At the heart of these electric vehicles are Printed Circuit Boards (PCBs). These vital components are essential for the operation of new energy automobiles. PCBs act as the backbone of the vehicle's electronic systems, enabling everything from battery management to motor control. Without advanced PCBs, the complex electronics in EVs wouldn't function.

This article aims to dive deep into the world of new-energy automobile PCB assembly. We'll explore the different types of PCBs used in electric vehicles, their unique features, and their critical roles.

Whether you're an automotive industry professional, an EV enthusiast, or simply curious about the technology behind electric vehicles, this article will provide you with detailed and valuable insights.


Understanding New Energy Vehicle PCBs

Printed Circuit Boards (PCBs) are the backbone of electronic systems in vehicles. In electric vehicles (EVs), they play an even more crucial role. But what are PCBs, and why are they essential in new energy automobiles?

PCBs are boards that hold and connect all the electronic components in a vehicle. They allow electrical signals to pass between these components, ensuring the vehicle operates smoothly. Traditional fuel vehicles use PCBs for various functions like engine control, lighting systems, and entertainment systems. However, in electric vehicles, their role is much more extensive and vital.

Significance of PCBs in Electric Vehicles

In EVs, PCBs manage complex electronic systems that are not present in traditional vehicles. These include battery management systems, motor controllers, and charging systems. Without advanced PCBs, electric vehicles wouldn't function efficiently or safely.

SET TASKS
1. From the passage on electric vehicle PCBs, write out the portion starting with "Understanding New Energy" and going on through "extensive and vital.".
2. According to the passage on electric vehicle PCBs, which electronic systems that traditional vehicles lack are managed by PCBs in EVs?

INFORMATION SUPPLIED
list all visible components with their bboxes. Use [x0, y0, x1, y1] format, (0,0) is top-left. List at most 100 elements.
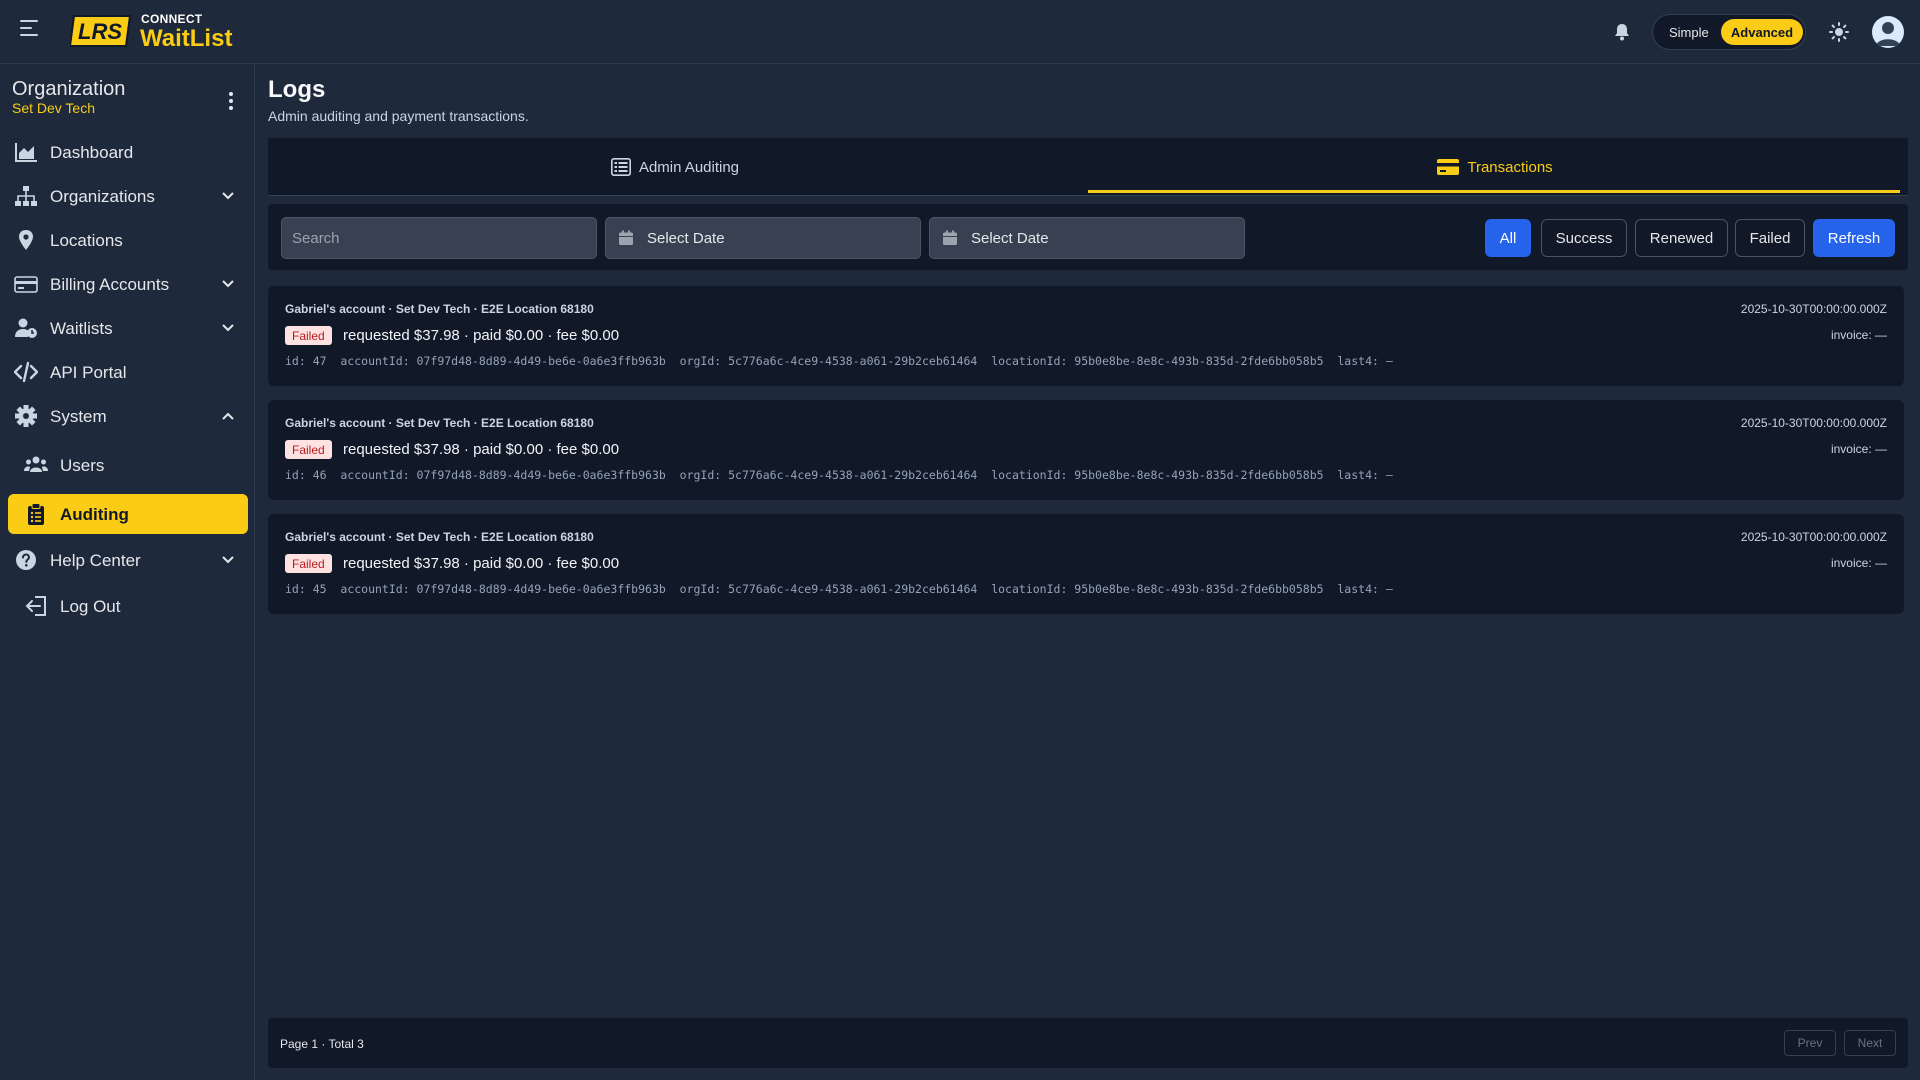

PROBLEM SOLUTIONS
1.
Understanding New Energy Vehicle PCBs

Printed Circuit Boards (PCBs) are the backbone of electronic systems in vehicles. In electric vehicles (EVs), they play an even more crucial role. But what are PCBs, and why are they essential in new energy automobiles?

PCBs are boards that hold and connect all the electronic components in a vehicle. They allow electrical signals to pass between these components, ensuring the vehicle operates smoothly. Traditional fuel vehicles use PCBs for various functions like engine control, lighting systems, and entertainment systems. However, in electric vehicles, their role is much more extensive and vital.

2. Battery management systems, motor controllers, and charging systems.